• [REQUIRED TASK] Reproduce the data lines starting at the one containing "score-label: 得分 <box>61 356 94 371</box>" and ending at the one containing "side-small: 不 <box>18 226 31 243</box>", substituting "marker-label" for "grader-label" and leaving everything else unchanged.

• [RECORDS FOR THIS EXERCISE]
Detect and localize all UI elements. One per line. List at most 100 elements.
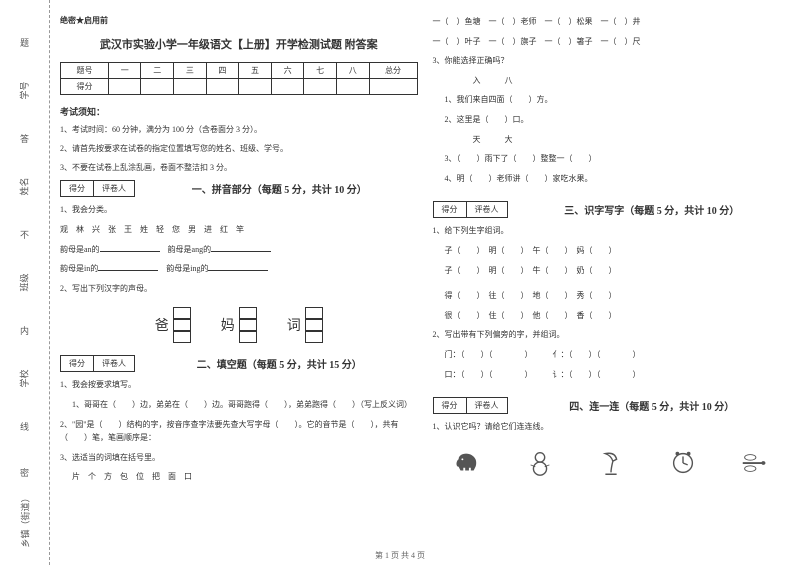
score-label: 得分 <box>61 356 94 371</box>
r-q3a: 入 八 <box>433 74 791 88</box>
grader-label: 评卷人 <box>94 356 134 371</box>
s3-q2b: 口：（ ）（ ） 讠：（ ）（ ） <box>433 368 791 382</box>
s2-q3: 3、选适当的词填在括号里。 <box>60 451 418 465</box>
q1-line: 韵母是an的 韵母是ang的 <box>60 243 418 257</box>
s3-q2a: 门：（ ）（ ） 亻：（ ）（ ） <box>433 348 791 362</box>
th: 题号 <box>61 63 109 79</box>
clock-icon <box>668 448 698 478</box>
grader-label: 评卷人 <box>467 202 507 217</box>
s3-q2: 2、写出带有下列偏旁的字，并组词。 <box>433 328 791 342</box>
grader-label: 评卷人 <box>467 398 507 413</box>
answer-grid <box>173 307 191 343</box>
s2-q1: 1、我会按要求填写。 <box>60 378 418 392</box>
score-box: 得分 评卷人 <box>433 397 508 414</box>
section-3-title: 三、识字写字（每题 5 分，共计 10 分） <box>514 202 791 217</box>
side-small: 题 <box>18 34 31 51</box>
s3-q1: 1、给下列生字组词。 <box>433 224 791 238</box>
label: 韵母是an的 <box>60 245 100 254</box>
th: 一 <box>108 63 141 79</box>
notice-item: 3、不要在试卷上乱涂乱画，卷面不整洁扣 3 分。 <box>60 162 418 175</box>
r-line1: 一（ ）鱼塘 一（ ）老师 一（ ）松果 一（ ）井 <box>433 15 791 29</box>
q1: 1、我会分类。 <box>60 203 418 217</box>
page-root: 题 学号 答 姓名 不 班级 内 学校 线 密 乡镇（街道） 绝密★启用前 武汉… <box>0 0 800 565</box>
content-columns: 绝密★启用前 武汉市实验小学一年级语文【上册】开学检测试题 附答案 题号 一 二… <box>50 0 800 565</box>
score-table: 题号 一 二 三 四 五 六 七 八 总分 得分 <box>60 62 418 95</box>
section-2-title: 二、填空题（每题 5 分，共计 15 分） <box>141 356 418 371</box>
side-small: 答 <box>18 130 31 147</box>
th: 四 <box>206 63 239 79</box>
table-row: 题号 一 二 三 四 五 六 七 八 总分 <box>61 63 418 79</box>
r-q3f: 4、明（ ）老师讲（ ）家吃水果。 <box>433 172 791 186</box>
r-q3e: 3、（ ）雨下了（ ）整整一（ ） <box>433 152 791 166</box>
side-small: 密 <box>18 464 31 481</box>
lamp-icon <box>596 448 626 478</box>
side-label-banji: 班级 <box>14 273 35 291</box>
page-footer: 第 1 页 共 4 页 <box>0 550 800 561</box>
char: 妈 <box>221 315 235 335</box>
s2-q2: 2、"园"是（ ）结构的字，按音序查字法要先查大写字母（ ）。它的音节是（ ），… <box>60 418 418 445</box>
score-label: 得分 <box>434 398 467 413</box>
s2-q1-text: 1、哥哥在（ ）边，弟弟在（ ）边。哥哥跑得（ ），弟弟跑得（ ）（写上反义词） <box>60 398 418 412</box>
th: 总分 <box>369 63 417 79</box>
score-box: 得分 评卷人 <box>60 180 135 197</box>
side-label-xingming: 姓名 <box>14 178 35 196</box>
s3-row: 子（ ） 明（ ） 牛（ ） 奶（ ） <box>433 264 791 278</box>
r-q3c: 2、这里是（ ）口。 <box>433 113 791 127</box>
side-small: 不 <box>18 226 31 243</box>
label: 韵母是ang的 <box>168 245 212 254</box>
side-small: 线 <box>18 418 31 435</box>
exam-title: 武汉市实验小学一年级语文【上册】开学检测试题 附答案 <box>60 36 418 52</box>
answer-grid <box>239 307 257 343</box>
r-q3b: 1、我们来自四面（ ）方。 <box>433 93 791 107</box>
s2-q3-words: 片 个 方 包 位 把 面 口 <box>60 470 418 484</box>
secret-label: 绝密★启用前 <box>60 15 418 26</box>
label: 韵母是ing的 <box>166 264 208 273</box>
char-group: 词 <box>287 307 323 343</box>
th: 七 <box>304 63 337 79</box>
side-label-xuehao: 学号 <box>14 82 35 100</box>
label: 韵母是in的 <box>60 264 98 273</box>
score-box: 得分 评卷人 <box>60 355 135 372</box>
q1-chars: 观 林 兴 张 王 姓 轻 您 男 进 红 竿 <box>60 223 418 237</box>
section-4-title: 四、连一连（每题 5 分，共计 10 分） <box>514 398 791 413</box>
th: 三 <box>174 63 207 79</box>
r-q3: 3、你能选择正确吗？ <box>433 54 791 68</box>
grader-label: 评卷人 <box>94 181 134 196</box>
char-boxes: 爸 妈 词 <box>60 307 418 343</box>
table-row: 得分 <box>61 79 418 95</box>
notice-item: 1、考试时间：60 分钟，满分为 100 分（含卷面分 3 分）。 <box>60 124 418 137</box>
s4-q1: 1、认识它吗？请给它们连连线。 <box>433 420 791 434</box>
score-label: 得分 <box>434 202 467 217</box>
td: 得分 <box>61 79 109 95</box>
right-column: 一（ ）鱼塘 一（ ）老师 一（ ）松果 一（ ）井 一（ ）叶子 一（ ）旗子… <box>433 15 791 545</box>
notice-item: 2、请首先按要求在试卷的指定位置填写您的姓名、班级、学号。 <box>60 143 418 156</box>
section-4-header: 得分 评卷人 四、连一连（每题 5 分，共计 10 分） <box>433 397 791 414</box>
elephant-icon <box>453 448 483 478</box>
answer-grid <box>305 307 323 343</box>
char-group: 妈 <box>221 307 257 343</box>
section-2-header: 得分 评卷人 二、填空题（每题 5 分，共计 15 分） <box>60 355 418 372</box>
notice-title: 考试须知： <box>60 105 418 118</box>
th: 五 <box>239 63 272 79</box>
q1-line: 韵母是in的 韵母是ing的 <box>60 262 418 276</box>
q2: 2、写出下列汉字的声母。 <box>60 282 418 296</box>
side-label-xuexiao: 学校 <box>14 369 35 387</box>
section-1-header: 得分 评卷人 一、拼音部分（每题 5 分，共计 10 分） <box>60 180 418 197</box>
binding-margin: 题 学号 答 姓名 不 班级 内 学校 线 密 乡镇（街道） <box>0 0 50 565</box>
score-label: 得分 <box>61 181 94 196</box>
r-line2: 一（ ）叶子 一（ ）旗子 一（ ）箸子 一（ ）尺 <box>433 35 791 49</box>
s3-row: 子（ ） 明（ ） 午（ ） 妈（ ） <box>433 244 791 258</box>
match-icons <box>433 448 791 478</box>
th: 六 <box>271 63 304 79</box>
dragonfly-icon <box>739 448 769 478</box>
char: 词 <box>287 315 301 335</box>
th: 八 <box>336 63 369 79</box>
side-small: 内 <box>18 322 31 339</box>
snowman-icon <box>525 448 555 478</box>
char: 爸 <box>155 315 169 335</box>
th: 二 <box>141 63 174 79</box>
char-group: 爸 <box>155 307 191 343</box>
left-column: 绝密★启用前 武汉市实验小学一年级语文【上册】开学检测试题 附答案 题号 一 二… <box>60 15 418 545</box>
side-label-xiangzhen: 乡镇（街道） <box>14 493 35 547</box>
s3-row: 得（ ） 往（ ） 地（ ） 秀（ ） <box>433 289 791 303</box>
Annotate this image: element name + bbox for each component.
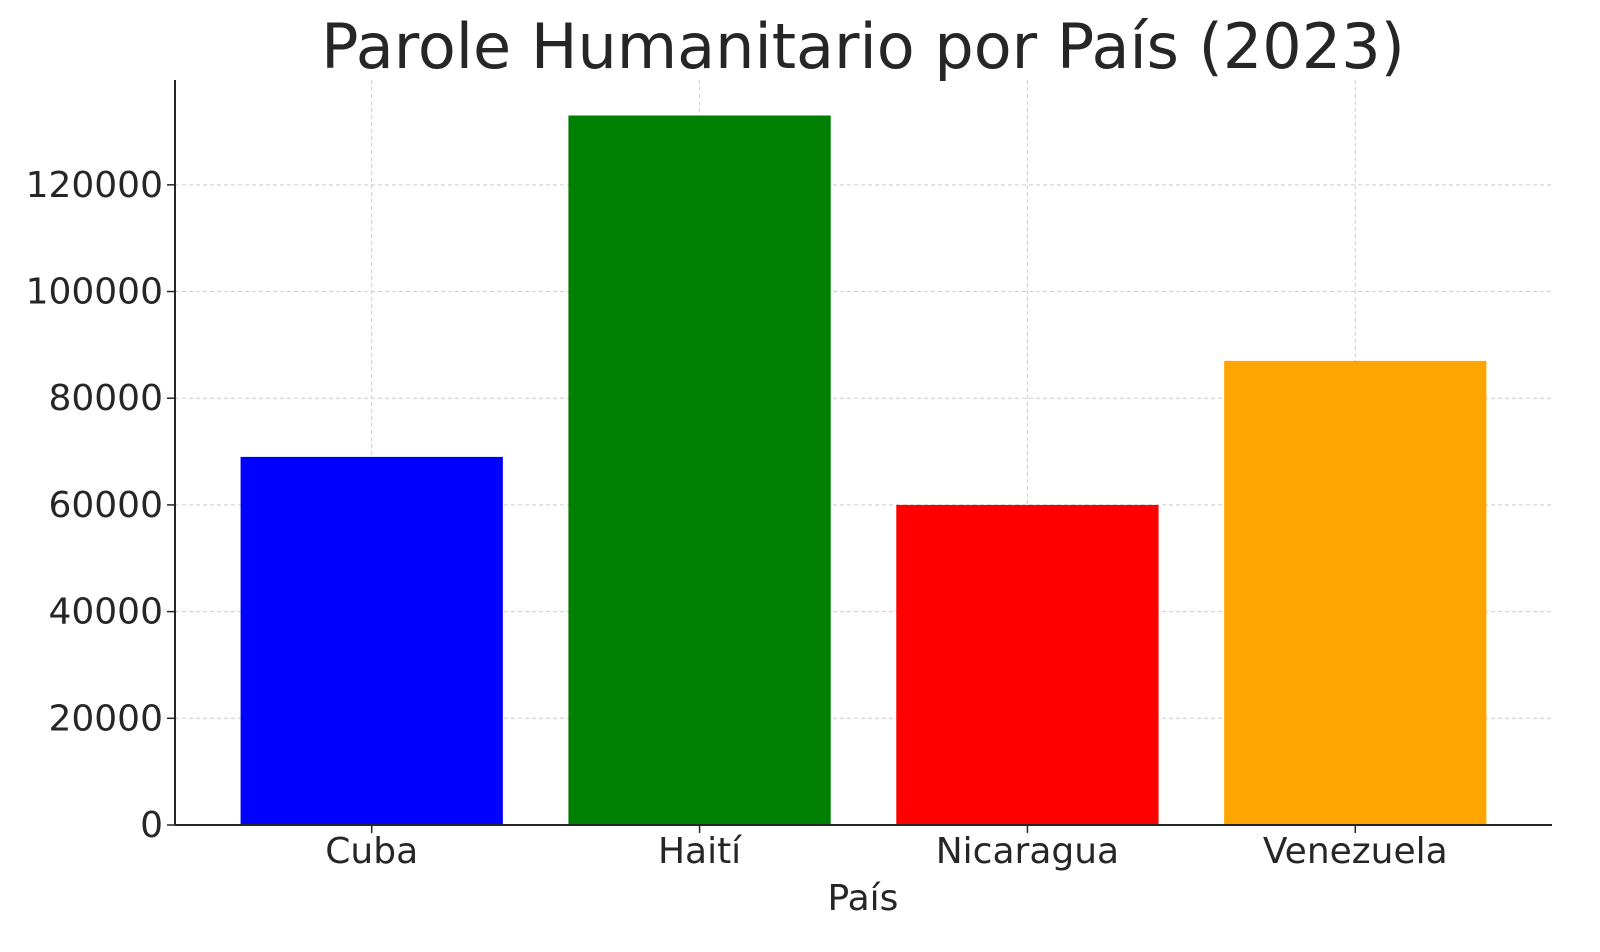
bars bbox=[240, 115, 1487, 825]
x-tick-label: Venezuela bbox=[1263, 831, 1448, 872]
axes bbox=[174, 80, 1552, 826]
y-tick-label: 100000 bbox=[26, 272, 163, 313]
y-ticks: 0 20000 40000 60000 80000 100000 120000 bbox=[26, 165, 175, 846]
x-axis-label: País bbox=[828, 878, 899, 919]
x-tick-label: Haití bbox=[658, 831, 742, 872]
x-ticks: Cuba Haití Nicaragua Venezuela bbox=[325, 825, 1448, 872]
y-tick-label: 0 bbox=[140, 805, 163, 846]
bar-haití bbox=[568, 115, 831, 825]
bar-cuba bbox=[240, 456, 503, 825]
bar-nicaragua bbox=[896, 504, 1159, 825]
y-tick-label: 60000 bbox=[48, 485, 163, 526]
chart-title: Parole Humanitario por País (2023) bbox=[321, 10, 1405, 83]
y-tick-label: 80000 bbox=[48, 378, 163, 419]
x-tick-label: Cuba bbox=[325, 831, 418, 872]
bar-venezuela bbox=[1224, 360, 1487, 825]
x-tick-label: Nicaragua bbox=[936, 831, 1119, 872]
y-tick-label: 40000 bbox=[48, 592, 163, 633]
y-tick-label: 20000 bbox=[48, 698, 163, 739]
y-tick-label: 120000 bbox=[26, 165, 163, 206]
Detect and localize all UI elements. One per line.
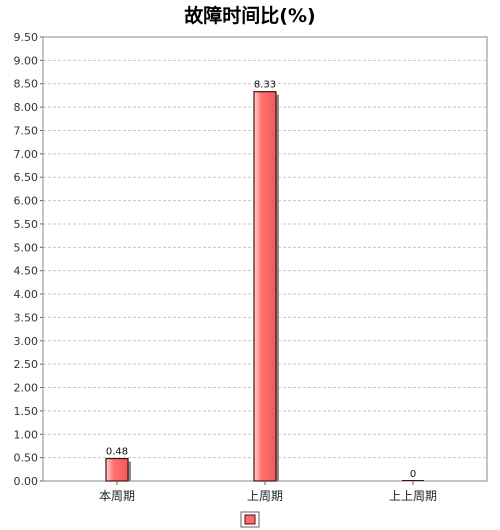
bar <box>105 457 129 482</box>
y-tick-label: 9.50 <box>14 31 39 44</box>
legend-swatch <box>244 514 256 525</box>
y-tick-label: 8.00 <box>14 101 39 114</box>
y-tick-label: 6.50 <box>14 171 39 184</box>
x-tick-label: 本周期 <box>99 489 135 503</box>
y-tick-label: 4.50 <box>14 265 39 278</box>
y-tick-label: 5.00 <box>14 241 39 254</box>
y-tick-label: 4.00 <box>14 288 39 301</box>
plot-area: 0.00 0.50 1.00 1.50 2.00 2.50 3.00 3.50 4.00 4.50… <box>14 31 488 503</box>
y-tick-label: 1.50 <box>14 405 39 418</box>
bar <box>253 91 277 482</box>
y-tick-label: 1.00 <box>14 428 39 441</box>
data-label: 0.48 <box>106 447 128 458</box>
y-tick-label: 7.50 <box>14 124 39 137</box>
y-tick-label: 7.00 <box>14 148 39 161</box>
y-tick-label: 0.50 <box>14 452 39 465</box>
y-tick-label: 0.00 <box>14 475 39 488</box>
data-label: 0 <box>410 469 416 480</box>
y-tick-label: 2.50 <box>14 358 39 371</box>
y-tick-label: 3.50 <box>14 311 39 324</box>
y-tick-label: 2.00 <box>14 382 39 395</box>
x-tick-label: 上上周期 <box>389 489 437 503</box>
chart-title: 故障时间比(%) <box>184 4 315 27</box>
data-label: 8.33 <box>254 80 276 91</box>
legend <box>240 511 260 528</box>
y-tick-label: 3.00 <box>14 335 39 348</box>
y-tick-label: 6.00 <box>14 195 39 208</box>
x-tick-label: 上周期 <box>247 489 283 503</box>
y-tick-label: 8.50 <box>14 78 39 91</box>
y-tick-label: 9.00 <box>14 54 39 67</box>
y-tick-label: 5.50 <box>14 218 39 231</box>
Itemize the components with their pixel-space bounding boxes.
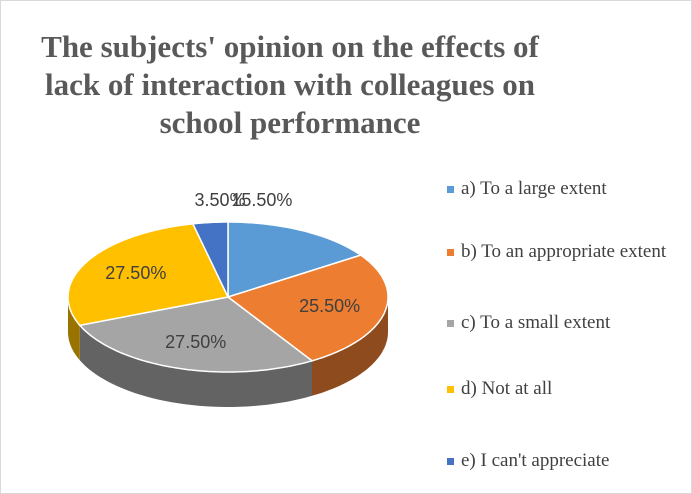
slice-side [79,325,312,407]
slice [191,221,229,298]
legend-item: a) To a large extent [447,176,692,202]
slice [227,221,363,299]
legend-label: d) Not at all [461,378,553,399]
slice [78,296,314,373]
data-label: 25.50% [299,296,360,316]
legend-label: a) To a large extent [461,178,607,199]
data-label: 27.50% [105,263,166,283]
data-label: 27.50% [165,332,226,352]
slice [226,254,389,362]
legend-swatch [447,249,454,256]
legend-item: e) I can't appreciate [447,448,692,474]
legend-label: e) I can't appreciate [461,450,610,471]
chart-title: The subjects' opinion on the effects of … [41,29,539,140]
legend-swatch [447,320,454,327]
slice-side [312,297,388,396]
slice [67,222,230,327]
legend-label: c) To a small extent [461,312,611,333]
legend-item: d) Not at all [447,376,692,402]
legend-swatch [447,386,454,393]
data-label: 3.50% [195,190,246,210]
data-label: 15.50% [231,190,292,210]
legend-label: b) To an appropriate extent [461,241,667,262]
legend-item: c) To a small extent [447,310,692,336]
legend-swatch [447,458,454,465]
legend-swatch [447,186,454,193]
legend-item: b) To an appropriate extent [447,239,681,265]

• [TASK OUTPUT]
score-label: 得分 <box>61 356 94 371</box>
r-q3a: 入 八 <box>433 74 791 88</box>
marker-label: 评卷人 <box>94 356 134 371</box>
s3-q2b: 口：（ ）（ ） 讠：（ ）（ ） <box>433 368 791 382</box>
s2-q3: 3、选适当的词填在括号里。 <box>60 451 418 465</box>
q1-line: 韵母是an的 韵母是ang的 <box>60 243 418 257</box>
s3-q2a: 门：（ ）（ ） 亻：（ ）（ ） <box>433 348 791 362</box>
th: 题号 <box>61 63 109 79</box>
clock-icon <box>668 448 698 478</box>
marker-label: 评卷人 <box>467 202 507 217</box>
s3-q2: 2、写出带有下列偏旁的字，并组词。 <box>433 328 791 342</box>
marker-label: 评卷人 <box>467 398 507 413</box>
answer-grid <box>173 307 191 343</box>
s2-q1: 1、我会按要求填写。 <box>60 378 418 392</box>
score-box: 得分 评卷人 <box>433 397 508 414</box>
section-3-title: 三、识字写字（每题 5 分，共计 10 分） <box>514 202 791 217</box>
side-small: 题 <box>18 34 31 51</box>
s3-q1: 1、给下列生字组词。 <box>433 224 791 238</box>
label: 韵母是an的 <box>60 245 100 254</box>
th: 一 <box>108 63 141 79</box>
notice-item: 3、不要在试卷上乱涂乱画，卷面不整洁扣 3 分。 <box>60 162 418 175</box>
r-line1: 一（ ）鱼塘 一（ ）老师 一（ ）松果 一（ ）井 <box>433 15 791 29</box>
q1: 1、我会分类。 <box>60 203 418 217</box>
page-root: 题 学号 答 姓名 不 班级 内 学校 线 密 乡镇（街道） 绝密★启用前 武汉… <box>0 0 800 565</box>
content-columns: 绝密★启用前 武汉市实验小学一年级语文【上册】开学检测试题 附答案 题号 一 二… <box>50 0 800 565</box>
score-table: 题号 一 二 三 四 五 六 七 八 总分 得分 <box>60 62 418 95</box>
section-2-title: 二、填空题（每题 5 分，共计 15 分） <box>141 356 418 371</box>
side-small: 答 <box>18 130 31 147</box>
th: 四 <box>206 63 239 79</box>
table-row: 题号 一 二 三 四 五 六 七 八 总分 <box>61 63 418 79</box>
r-q3f: 4、明（ ）老师讲（ ）家吃水果。 <box>433 172 791 186</box>
r-q3e: 3、（ ）雨下了（ ）整整一（ ） <box>433 152 791 166</box>
side-small: 密 <box>18 464 31 481</box>
lamp-icon <box>596 448 626 478</box>
side-label-banji: 班级 <box>14 273 35 291</box>
page-footer: 第 1 页 共 4 页 <box>0 550 800 561</box>
char: 妈 <box>221 315 235 335</box>
s2-q2: 2、"园"是（ ）结构的字，按音序查字法要先查大写字母（ ）。它的音节是（ ），… <box>60 418 418 445</box>
score-label: 得分 <box>434 398 467 413</box>
s2-q1-text: 1、哥哥在（ ）边，弟弟在（ ）边。哥哥跑得（ ），弟弟跑得（ ）（写上反义词） <box>60 398 418 412</box>
th: 总分 <box>369 63 417 79</box>
score-box: 得分 评卷人 <box>60 180 135 197</box>
side-label-xingming: 姓名 <box>14 178 35 196</box>
s3-row: 子（ ） 明（ ） 牛（ ） 奶（ ） <box>433 264 791 278</box>
r-q3c: 2、这里是（ ）口。 <box>433 113 791 127</box>
side-small: 不 <box>18 226 31 243</box>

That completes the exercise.